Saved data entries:
· · · ·

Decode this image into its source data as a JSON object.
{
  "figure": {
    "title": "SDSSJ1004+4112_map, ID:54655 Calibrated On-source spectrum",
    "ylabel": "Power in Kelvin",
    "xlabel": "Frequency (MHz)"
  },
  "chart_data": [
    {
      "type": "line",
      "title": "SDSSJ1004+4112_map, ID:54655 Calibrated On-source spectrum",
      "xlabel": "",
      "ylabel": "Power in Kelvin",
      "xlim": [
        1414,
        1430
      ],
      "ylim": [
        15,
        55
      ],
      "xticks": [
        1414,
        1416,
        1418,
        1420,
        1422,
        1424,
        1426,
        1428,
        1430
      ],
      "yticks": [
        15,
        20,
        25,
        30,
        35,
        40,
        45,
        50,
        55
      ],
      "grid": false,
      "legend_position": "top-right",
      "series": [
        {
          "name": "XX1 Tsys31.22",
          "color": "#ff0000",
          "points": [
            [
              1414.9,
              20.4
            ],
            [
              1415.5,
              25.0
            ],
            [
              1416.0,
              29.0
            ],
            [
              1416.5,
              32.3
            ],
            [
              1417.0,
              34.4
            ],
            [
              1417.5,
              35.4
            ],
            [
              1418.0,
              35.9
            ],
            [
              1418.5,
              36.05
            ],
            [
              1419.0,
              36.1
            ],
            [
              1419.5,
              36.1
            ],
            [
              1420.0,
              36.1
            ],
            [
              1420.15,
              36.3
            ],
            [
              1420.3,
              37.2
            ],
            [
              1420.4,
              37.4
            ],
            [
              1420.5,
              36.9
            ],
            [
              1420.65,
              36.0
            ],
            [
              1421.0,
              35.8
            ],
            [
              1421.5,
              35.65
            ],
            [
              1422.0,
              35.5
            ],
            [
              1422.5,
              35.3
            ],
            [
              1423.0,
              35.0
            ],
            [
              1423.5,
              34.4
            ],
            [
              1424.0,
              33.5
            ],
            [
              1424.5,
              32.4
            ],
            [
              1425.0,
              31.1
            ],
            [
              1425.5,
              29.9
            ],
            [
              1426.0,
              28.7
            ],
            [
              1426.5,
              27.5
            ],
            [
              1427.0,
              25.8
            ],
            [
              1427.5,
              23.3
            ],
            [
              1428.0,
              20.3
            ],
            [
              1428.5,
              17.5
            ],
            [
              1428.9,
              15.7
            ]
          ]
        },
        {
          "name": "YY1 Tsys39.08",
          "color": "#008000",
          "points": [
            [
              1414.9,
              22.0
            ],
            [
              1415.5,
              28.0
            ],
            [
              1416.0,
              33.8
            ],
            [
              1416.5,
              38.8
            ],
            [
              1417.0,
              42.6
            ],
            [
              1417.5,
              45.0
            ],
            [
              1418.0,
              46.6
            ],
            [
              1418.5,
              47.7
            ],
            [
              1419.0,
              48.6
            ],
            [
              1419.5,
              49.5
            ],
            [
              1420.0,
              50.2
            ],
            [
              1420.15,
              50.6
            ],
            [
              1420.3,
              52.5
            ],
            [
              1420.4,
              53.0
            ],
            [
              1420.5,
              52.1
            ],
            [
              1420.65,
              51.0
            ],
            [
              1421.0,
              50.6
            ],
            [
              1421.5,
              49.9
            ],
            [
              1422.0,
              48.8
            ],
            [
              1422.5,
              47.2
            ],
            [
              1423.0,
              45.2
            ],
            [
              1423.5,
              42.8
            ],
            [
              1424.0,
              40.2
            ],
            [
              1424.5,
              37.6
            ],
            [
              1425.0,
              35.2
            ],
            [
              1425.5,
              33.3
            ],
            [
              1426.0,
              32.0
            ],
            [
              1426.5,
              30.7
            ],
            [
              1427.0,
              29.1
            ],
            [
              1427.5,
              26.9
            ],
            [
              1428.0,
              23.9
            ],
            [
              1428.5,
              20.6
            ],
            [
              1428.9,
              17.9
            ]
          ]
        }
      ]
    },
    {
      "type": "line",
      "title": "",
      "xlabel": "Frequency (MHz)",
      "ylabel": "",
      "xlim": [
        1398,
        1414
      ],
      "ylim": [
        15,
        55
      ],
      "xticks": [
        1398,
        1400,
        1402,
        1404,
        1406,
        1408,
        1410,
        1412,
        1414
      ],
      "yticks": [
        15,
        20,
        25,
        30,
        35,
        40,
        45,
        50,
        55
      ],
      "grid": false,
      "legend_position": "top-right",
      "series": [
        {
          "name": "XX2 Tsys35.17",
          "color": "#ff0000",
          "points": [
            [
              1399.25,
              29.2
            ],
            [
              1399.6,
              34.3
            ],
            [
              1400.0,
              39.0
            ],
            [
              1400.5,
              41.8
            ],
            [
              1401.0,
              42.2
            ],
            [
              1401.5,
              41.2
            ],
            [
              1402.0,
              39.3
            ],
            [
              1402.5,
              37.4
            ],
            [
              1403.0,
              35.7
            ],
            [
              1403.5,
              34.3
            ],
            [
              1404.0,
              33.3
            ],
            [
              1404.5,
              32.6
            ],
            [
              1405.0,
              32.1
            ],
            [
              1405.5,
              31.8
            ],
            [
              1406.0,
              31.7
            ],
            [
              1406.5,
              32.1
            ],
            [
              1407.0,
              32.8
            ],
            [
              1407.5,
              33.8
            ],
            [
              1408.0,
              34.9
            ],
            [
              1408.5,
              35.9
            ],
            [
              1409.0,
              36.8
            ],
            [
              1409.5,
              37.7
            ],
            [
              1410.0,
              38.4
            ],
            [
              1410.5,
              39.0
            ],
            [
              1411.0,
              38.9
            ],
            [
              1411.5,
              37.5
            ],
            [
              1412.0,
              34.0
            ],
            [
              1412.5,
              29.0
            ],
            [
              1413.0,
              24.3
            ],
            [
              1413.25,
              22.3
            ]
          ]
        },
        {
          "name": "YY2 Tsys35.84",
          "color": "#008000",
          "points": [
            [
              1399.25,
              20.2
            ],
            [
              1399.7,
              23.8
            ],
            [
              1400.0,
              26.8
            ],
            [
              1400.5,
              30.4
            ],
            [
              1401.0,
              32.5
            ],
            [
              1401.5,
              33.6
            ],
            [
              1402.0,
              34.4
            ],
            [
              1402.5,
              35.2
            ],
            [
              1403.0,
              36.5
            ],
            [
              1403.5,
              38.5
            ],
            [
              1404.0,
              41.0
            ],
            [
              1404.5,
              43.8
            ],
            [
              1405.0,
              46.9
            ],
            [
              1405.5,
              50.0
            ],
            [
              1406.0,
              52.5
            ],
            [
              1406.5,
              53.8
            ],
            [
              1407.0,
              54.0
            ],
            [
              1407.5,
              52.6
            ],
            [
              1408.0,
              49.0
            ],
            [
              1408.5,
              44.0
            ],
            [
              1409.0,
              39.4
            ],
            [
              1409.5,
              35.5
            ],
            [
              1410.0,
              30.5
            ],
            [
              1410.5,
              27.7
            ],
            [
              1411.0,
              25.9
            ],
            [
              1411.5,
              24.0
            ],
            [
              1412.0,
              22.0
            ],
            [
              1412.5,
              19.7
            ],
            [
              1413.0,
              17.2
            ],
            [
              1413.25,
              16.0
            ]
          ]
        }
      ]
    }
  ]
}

· · · ·

**Written task:** Write each line above out exactly.

**Written response:**
Decode this image into its source data as a JSON object.
{
  "figure": {
    "title": "SDSSJ1004+4112_map, ID:54655 Calibrated On-source spectrum",
    "ylabel": "Power in Kelvin",
    "xlabel": "Frequency (MHz)"
  },
  "chart_data": [
    {
      "type": "line",
      "title": "SDSSJ1004+4112_map, ID:54655 Calibrated On-source spectrum",
      "xlabel": "",
      "ylabel": "Power in Kelvin",
      "xlim": [
        1414,
        1430
      ],
      "ylim": [
        15,
        55
      ],
      "xticks": [
        1414,
        1416,
        1418,
        1420,
        1422,
        1424,
        1426,
        1428,
        1430
      ],
      "yticks": [
        15,
        20,
        25,
        30,
        35,
        40,
        45,
        50,
        55
      ],
      "grid": false,
      "legend_position": "top-right",
      "series": [
        {
          "name": "XX1 Tsys31.22",
          "color": "#ff0000",
          "points": [
            [
              1414.9,
              20.4
            ],
            [
              1415.5,
              25.0
            ],
            [
              1416.0,
              29.0
            ],
            [
              1416.5,
              32.3
            ],
            [
              1417.0,
              34.4
            ],
            [
              1417.5,
              35.4
            ],
            [
              1418.0,
              35.9
            ],
            [
              1418.5,
              36.05
            ],
            [
              1419.0,
              36.1
            ],
            [
              1419.5,
              36.1
            ],
            [
              1420.0,
              36.1
            ],
            [
              1420.15,
              36.3
            ],
            [
              1420.3,
              37.2
            ],
            [
              1420.4,
              37.4
            ],
            [
              1420.5,
              36.9
            ],
            [
              1420.65,
              36.0
            ],
            [
              1421.0,
              35.8
            ],
            [
              1421.5,
              35.65
            ],
            [
              1422.0,
              35.5
            ],
            [
              1422.5,
              35.3
            ],
            [
              1423.0,
              35.0
            ],
            [
              1423.5,
              34.4
            ],
            [
              1424.0,
              33.5
            ],
            [
              1424.5,
              32.4
            ],
            [
              1425.0,
              31.1
            ],
            [
              1425.5,
              29.9
            ],
            [
              1426.0,
              28.7
            ],
            [
              1426.5,
              27.5
            ],
            [
              1427.0,
              25.8
            ],
            [
              1427.5,
              23.3
            ],
            [
              1428.0,
              20.3
            ],
            [
              1428.5,
              17.5
            ],
            [
              1428.9,
              15.7
            ]
          ]
        },
        {
          "name": "YY1 Tsys39.08",
          "color": "#008000",
          "points": [
            [
              1414.9,
              22.0
            ],
            [
              1415.5,
              28.0
            ],
            [
              1416.0,
              33.8
            ],
            [
              1416.5,
              38.8
            ],
            [
              1417.0,
              42.6
            ],
            [
              1417.5,
              45.0
            ],
            [
              1418.0,
              46.6
            ],
            [
              1418.5,
              47.7
            ],
            [
              1419.0,
              48.6
            ],
            [
              1419.5,
              49.5
            ],
            [
              1420.0,
              50.2
            ],
            [
              1420.15,
              50.6
            ],
            [
              1420.3,
              52.5
            ],
            [
              1420.4,
              53.0
            ],
            [
              1420.5,
              52.1
            ],
            [
              1420.65,
              51.0
            ],
            [
              1421.0,
              50.6
            ],
            [
              1421.5,
              49.9
            ],
            [
              1422.0,
              48.8
            ],
            [
              1422.5,
              47.2
            ],
            [
              1423.0,
              45.2
            ],
            [
              1423.5,
              42.8
            ],
            [
              1424.0,
              40.2
            ],
            [
              1424.5,
              37.6
            ],
            [
              1425.0,
              35.2
            ],
            [
              1425.5,
              33.3
            ],
            [
              1426.0,
              32.0
            ],
            [
              1426.5,
              30.7
            ],
            [
              1427.0,
              29.1
            ],
            [
              1427.5,
              26.9
            ],
            [
              1428.0,
              23.9
            ],
            [
              1428.5,
              20.6
            ],
            [
              1428.9,
              17.9
            ]
          ]
        }
      ]
    },
    {
      "type": "line",
      "title": "",
      "xlabel": "Frequency (MHz)",
      "ylabel": "",
      "xlim": [
        1398,
        1414
      ],
      "ylim": [
        15,
        55
      ],
      "xticks": [
        1398,
        1400,
        1402,
        1404,
        1406,
        1408,
        1410,
        1412,
        1414
      ],
      "yticks": [
        15,
        20,
        25,
        30,
        35,
        40,
        45,
        50,
        55
      ],
      "grid": false,
      "legend_position": "top-right",
      "series": [
        {
          "name": "XX2 Tsys35.17",
          "color": "#ff0000",
          "points": [
            [
              1399.25,
              29.2
            ],
            [
              1399.6,
              34.3
            ],
            [
              1400.0,
              39.0
            ],
            [
              1400.5,
              41.8
            ],
            [
              1401.0,
              42.2
            ],
            [
              1401.5,
              41.2
            ],
            [
              1402.0,
              39.3
            ],
            [
              1402.5,
              37.4
            ],
            [
              1403.0,
              35.7
            ],
            [
              1403.5,
              34.3
            ],
            [
              1404.0,
              33.3
            ],
            [
              1404.5,
              32.6
            ],
            [
              1405.0,
              32.1
            ],
            [
              1405.5,
              31.8
            ],
            [
              1406.0,
              31.7
            ],
            [
              1406.5,
              32.1
            ],
            [
              1407.0,
              32.8
            ],
            [
              1407.5,
              33.8
            ],
            [
              1408.0,
              34.9
            ],
            [
              1408.5,
              35.9
            ],
            [
              1409.0,
              36.8
            ],
            [
              1409.5,
              37.7
            ],
            [
              1410.0,
              38.4
            ],
            [
              1410.5,
              39.0
            ],
            [
              1411.0,
              38.9
            ],
            [
              1411.5,
              37.5
            ],
            [
              1412.0,
              34.0
            ],
            [
              1412.5,
              29.0
            ],
            [
              1413.0,
              24.3
            ],
            [
              1413.25,
              22.3
            ]
          ]
        },
        {
          "name": "YY2 Tsys35.84",
          "color": "#008000",
          "points": [
            [
              1399.25,
              20.2
            ],
            [
              1399.7,
              23.8
            ],
            [
              1400.0,
              26.8
            ],
            [
              1400.5,
              30.4
            ],
            [
              1401.0,
              32.5
            ],
            [
              1401.5,
              33.6
            ],
            [
              1402.0,
              34.4
            ],
            [
              1402.5,
              35.2
            ],
            [
              1403.0,
              36.5
            ],
            [
              1403.5,
              38.5
            ],
            [
              1404.0,
              41.0
            ],
            [
              1404.5,
              43.8
            ],
            [
              1405.0,
              46.9
            ],
            [
              1405.5,
              50.0
            ],
            [
              1406.0,
              52.5
            ],
            [
              1406.5,
              53.8
            ],
            [
              1407.0,
              54.0
            ],
            [
              1407.5,
              52.6
            ],
            [
              1408.0,
              49.0
            ],
            [
              1408.5,
              44.0
            ],
            [
              1409.0,
              39.4
            ],
            [
              1409.5,
              35.5
            ],
            [
              1410.0,
              30.5
            ],
            [
              1410.5,
              27.7
            ],
            [
              1411.0,
              25.9
            ],
            [
              1411.5,
              24.0
            ],
            [
              1412.0,
              22.0
            ],
            [
              1412.5,
              19.7
            ],
            [
              1413.0,
              17.2
            ],
            [
              1413.25,
              16.0
            ]
          ]
        }
      ]
    }
  ]
}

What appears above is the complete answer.